TASK: Drop all images and give the records again exactly.

DATA:
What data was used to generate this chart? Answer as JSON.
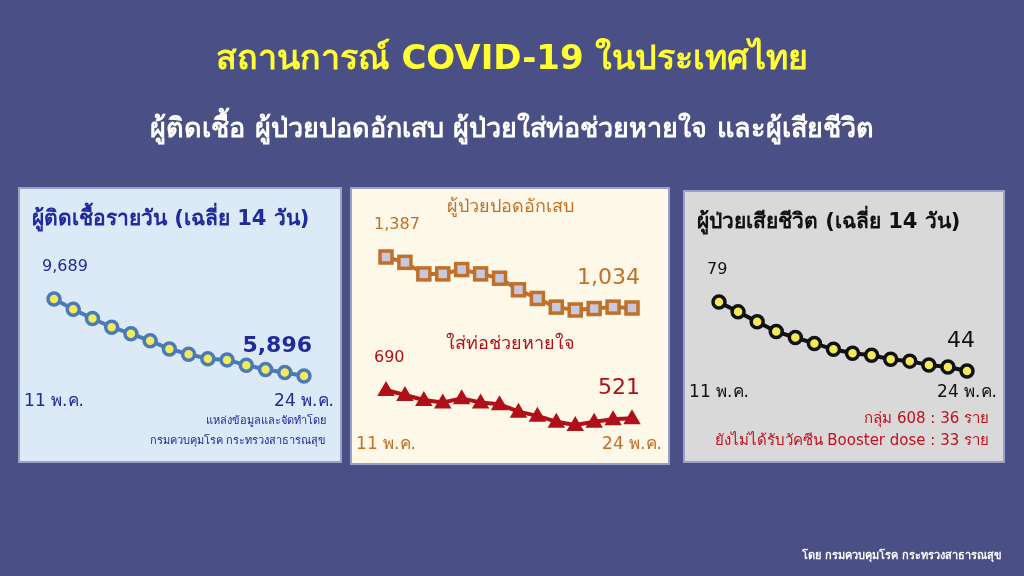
{
  "chart_data": [
    {
      "type": "other",
      "title": "สถานการณ์ COVID-19 ในประเทศไทย",
      "subtitle": "ผู้ติดเชื้อ ผู้ป่วยปอดอักเสบ ผู้ป่วยใส่ท่อช่วยหายใจ และผู้เสียชีวิต"
    },
    {
      "type": "line",
      "title": "ผู้ติดเชื้อรายวัน (เฉลี่ย 14 วัน)",
      "categories": [
        "11 พ.ค.",
        null,
        null,
        null,
        null,
        null,
        null,
        null,
        null,
        null,
        null,
        null,
        null,
        "24 พ.ค."
      ],
      "series": [
        {
          "color": "#4a7ab8",
          "marker": "circle",
          "values": [
            9689,
            9180,
            8730,
            8300,
            7980,
            7630,
            7230,
            6970,
            6750,
            6690,
            6430,
            6220,
            6070,
            5896
          ],
          "value_labels": [
            "9,689",
            null,
            null,
            null,
            null,
            null,
            null,
            null,
            null,
            null,
            null,
            null,
            null,
            "5,896"
          ]
        }
      ],
      "annotations": [
        "แหล่งข้อมูลและจัดทำโดย",
        "กรมควบคุมโรค กระทรวงสาธารณสุข"
      ]
    },
    {
      "type": "line",
      "title": "ผู้ป่วยปอดอักเสบ",
      "categories": [
        null,
        null,
        null,
        null,
        null,
        null,
        null,
        null,
        null,
        null,
        null,
        null,
        null,
        null
      ],
      "series": [
        {
          "color": "#c0702a",
          "marker": "square",
          "values": [
            1387,
            1350,
            1270,
            1270,
            1300,
            1270,
            1240,
            1160,
            1100,
            1040,
            1020,
            1030,
            1040,
            1034
          ],
          "value_labels": [
            "1,387",
            null,
            null,
            null,
            null,
            null,
            null,
            null,
            null,
            null,
            null,
            null,
            null,
            "1,034"
          ]
        }
      ]
    },
    {
      "type": "line",
      "title": "ใส่ท่อช่วยหายใจ",
      "categories": [
        "11 พ.ค.",
        null,
        null,
        null,
        null,
        null,
        null,
        null,
        null,
        null,
        null,
        null,
        null,
        "24 พ.ค."
      ],
      "series": [
        {
          "color": "#b0101a",
          "marker": "triangle",
          "values": [
            690,
            660,
            630,
            615,
            640,
            615,
            605,
            560,
            535,
            500,
            480,
            500,
            515,
            521
          ],
          "value_labels": [
            "690",
            null,
            null,
            null,
            null,
            null,
            null,
            null,
            null,
            null,
            null,
            null,
            null,
            "521"
          ]
        }
      ]
    },
    {
      "type": "line",
      "title": "ผู้ป่วยเสียชีวิต (เฉลี่ย 14 วัน)",
      "categories": [
        "11 พ.ค.",
        null,
        null,
        null,
        null,
        null,
        null,
        null,
        null,
        null,
        null,
        null,
        null,
        "24 พ.ค."
      ],
      "series": [
        {
          "color": "#111111",
          "marker": "circle",
          "values": [
            79,
            74,
            69,
            64,
            61,
            58,
            55,
            53,
            52,
            50,
            49,
            47,
            46,
            44
          ],
          "value_labels": [
            "79",
            null,
            null,
            null,
            null,
            null,
            null,
            null,
            null,
            null,
            null,
            null,
            null,
            "44"
          ]
        }
      ],
      "annotations": [
        "กลุ่ม 608 : 36 ราย",
        "ยังไม่ได้รับวัคซีน Booster dose : 33 ราย"
      ]
    },
    {
      "type": "other",
      "annotations": [
        "โดย กรมควบคุมโรค กระทรวงสาธารณสุข"
      ]
    }
  ]
}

REPLY TO THE EXERCISE:
What data was used to generate this chart? Answer as JSON.
{
  "chart_data": [
    {
      "type": "other",
      "title": "สถานการณ์ COVID-19 ในประเทศไทย",
      "subtitle": "ผู้ติดเชื้อ ผู้ป่วยปอดอักเสบ ผู้ป่วยใส่ท่อช่วยหายใจ และผู้เสียชีวิต"
    },
    {
      "type": "line",
      "title": "ผู้ติดเชื้อรายวัน (เฉลี่ย 14 วัน)",
      "categories": [
        "11 พ.ค.",
        null,
        null,
        null,
        null,
        null,
        null,
        null,
        null,
        null,
        null,
        null,
        null,
        "24 พ.ค."
      ],
      "series": [
        {
          "color": "#4a7ab8",
          "marker": "circle",
          "values": [
            9689,
            9180,
            8730,
            8300,
            7980,
            7630,
            7230,
            6970,
            6750,
            6690,
            6430,
            6220,
            6070,
            5896
          ],
          "value_labels": [
            "9,689",
            null,
            null,
            null,
            null,
            null,
            null,
            null,
            null,
            null,
            null,
            null,
            null,
            "5,896"
          ]
        }
      ],
      "annotations": [
        "แหล่งข้อมูลและจัดทำโดย",
        "กรมควบคุมโรค กระทรวงสาธารณสุข"
      ]
    },
    {
      "type": "line",
      "title": "ผู้ป่วยปอดอักเสบ",
      "categories": [
        null,
        null,
        null,
        null,
        null,
        null,
        null,
        null,
        null,
        null,
        null,
        null,
        null,
        null
      ],
      "series": [
        {
          "color": "#c0702a",
          "marker": "square",
          "values": [
            1387,
            1350,
            1270,
            1270,
            1300,
            1270,
            1240,
            1160,
            1100,
            1040,
            1020,
            1030,
            1040,
            1034
          ],
          "value_labels": [
            "1,387",
            null,
            null,
            null,
            null,
            null,
            null,
            null,
            null,
            null,
            null,
            null,
            null,
            "1,034"
          ]
        }
      ]
    },
    {
      "type": "line",
      "title": "ใส่ท่อช่วยหายใจ",
      "categories": [
        "11 พ.ค.",
        null,
        null,
        null,
        null,
        null,
        null,
        null,
        null,
        null,
        null,
        null,
        null,
        "24 พ.ค."
      ],
      "series": [
        {
          "color": "#b0101a",
          "marker": "triangle",
          "values": [
            690,
            660,
            630,
            615,
            640,
            615,
            605,
            560,
            535,
            500,
            480,
            500,
            515,
            521
          ],
          "value_labels": [
            "690",
            null,
            null,
            null,
            null,
            null,
            null,
            null,
            null,
            null,
            null,
            null,
            null,
            "521"
          ]
        }
      ]
    },
    {
      "type": "line",
      "title": "ผู้ป่วยเสียชีวิต (เฉลี่ย 14 วัน)",
      "categories": [
        "11 พ.ค.",
        null,
        null,
        null,
        null,
        null,
        null,
        null,
        null,
        null,
        null,
        null,
        null,
        "24 พ.ค."
      ],
      "series": [
        {
          "color": "#111111",
          "marker": "circle",
          "values": [
            79,
            74,
            69,
            64,
            61,
            58,
            55,
            53,
            52,
            50,
            49,
            47,
            46,
            44
          ],
          "value_labels": [
            "79",
            null,
            null,
            null,
            null,
            null,
            null,
            null,
            null,
            null,
            null,
            null,
            null,
            "44"
          ]
        }
      ],
      "annotations": [
        "กลุ่ม 608 : 36 ราย",
        "ยังไม่ได้รับวัคซีน Booster dose : 33 ราย"
      ]
    },
    {
      "type": "other",
      "annotations": [
        "โดย กรมควบคุมโรค กระทรวงสาธารณสุข"
      ]
    }
  ]
}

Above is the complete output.